* Work to be completed: Copy the data below exactly.

[start of Records for processing]

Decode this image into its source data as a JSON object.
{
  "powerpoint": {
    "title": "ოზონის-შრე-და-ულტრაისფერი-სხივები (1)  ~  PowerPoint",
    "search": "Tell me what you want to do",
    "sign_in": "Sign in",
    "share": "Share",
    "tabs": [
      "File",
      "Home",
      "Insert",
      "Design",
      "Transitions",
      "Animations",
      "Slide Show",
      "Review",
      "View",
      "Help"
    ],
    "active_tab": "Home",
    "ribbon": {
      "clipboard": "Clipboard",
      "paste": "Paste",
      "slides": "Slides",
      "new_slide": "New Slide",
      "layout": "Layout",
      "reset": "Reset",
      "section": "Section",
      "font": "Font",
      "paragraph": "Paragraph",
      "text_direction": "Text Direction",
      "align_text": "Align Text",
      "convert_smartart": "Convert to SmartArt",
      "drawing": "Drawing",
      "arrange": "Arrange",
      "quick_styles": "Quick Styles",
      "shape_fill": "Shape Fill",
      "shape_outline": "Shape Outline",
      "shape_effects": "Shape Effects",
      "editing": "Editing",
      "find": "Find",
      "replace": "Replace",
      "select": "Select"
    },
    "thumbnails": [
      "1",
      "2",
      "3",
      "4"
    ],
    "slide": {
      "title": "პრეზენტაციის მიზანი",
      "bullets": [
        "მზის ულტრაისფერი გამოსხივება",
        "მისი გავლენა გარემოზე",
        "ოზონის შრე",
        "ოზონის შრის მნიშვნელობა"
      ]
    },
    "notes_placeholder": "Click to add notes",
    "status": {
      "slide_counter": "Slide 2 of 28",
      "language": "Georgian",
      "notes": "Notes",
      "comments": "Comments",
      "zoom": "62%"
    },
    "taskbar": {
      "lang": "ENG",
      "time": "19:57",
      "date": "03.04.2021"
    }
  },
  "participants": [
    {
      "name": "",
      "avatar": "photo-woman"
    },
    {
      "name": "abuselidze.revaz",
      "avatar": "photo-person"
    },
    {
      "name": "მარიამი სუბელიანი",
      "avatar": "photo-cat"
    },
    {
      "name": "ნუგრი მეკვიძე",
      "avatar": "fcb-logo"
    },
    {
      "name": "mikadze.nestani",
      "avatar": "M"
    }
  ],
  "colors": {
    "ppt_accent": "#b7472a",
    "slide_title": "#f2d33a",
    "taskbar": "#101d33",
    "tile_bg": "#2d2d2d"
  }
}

[end of Records for processing]

* Answer for the task:
Decode this image into its source data as a JSON object.
{
  "powerpoint": {
    "title": "ოზონის-შრე-და-ულტრაისფერი-სხივები (1)  ~  PowerPoint",
    "search": "Tell me what you want to do",
    "sign_in": "Sign in",
    "share": "Share",
    "tabs": [
      "File",
      "Home",
      "Insert",
      "Design",
      "Transitions",
      "Animations",
      "Slide Show",
      "Review",
      "View",
      "Help"
    ],
    "active_tab": "Home",
    "ribbon": {
      "clipboard": "Clipboard",
      "paste": "Paste",
      "slides": "Slides",
      "new_slide": "New Slide",
      "layout": "Layout",
      "reset": "Reset",
      "section": "Section",
      "font": "Font",
      "paragraph": "Paragraph",
      "text_direction": "Text Direction",
      "align_text": "Align Text",
      "convert_smartart": "Convert to SmartArt",
      "drawing": "Drawing",
      "arrange": "Arrange",
      "quick_styles": "Quick Styles",
      "shape_fill": "Shape Fill",
      "shape_outline": "Shape Outline",
      "shape_effects": "Shape Effects",
      "editing": "Editing",
      "find": "Find",
      "replace": "Replace",
      "select": "Select"
    },
    "thumbnails": [
      "1",
      "2",
      "3",
      "4"
    ],
    "slide": {
      "title": "პრეზენტაციის მიზანი",
      "bullets": [
        "მზის ულტრაისფერი გამოსხივება",
        "მისი გავლენა გარემოზე",
        "ოზონის შრე",
        "ოზონის შრის მნიშვნელობა"
      ]
    },
    "notes_placeholder": "Click to add notes",
    "status": {
      "slide_counter": "Slide 2 of 28",
      "language": "Georgian",
      "notes": "Notes",
      "comments": "Comments",
      "zoom": "62%"
    },
    "taskbar": {
      "lang": "ENG",
      "time": "19:57",
      "date": "03.04.2021"
    }
  },
  "participants": [
    {
      "name": "",
      "avatar": "photo-woman"
    },
    {
      "name": "abuselidze.revaz",
      "avatar": "photo-person"
    },
    {
      "name": "მარიამი სუბელიანი",
      "avatar": "photo-cat"
    },
    {
      "name": "ნუგრი მეკვიძე",
      "avatar": "fcb-logo"
    },
    {
      "name": "mikadze.nestani",
      "avatar": "M"
    }
  ],
  "colors": {
    "ppt_accent": "#b7472a",
    "slide_title": "#f2d33a",
    "taskbar": "#101d33",
    "tile_bg": "#2d2d2d"
  }
}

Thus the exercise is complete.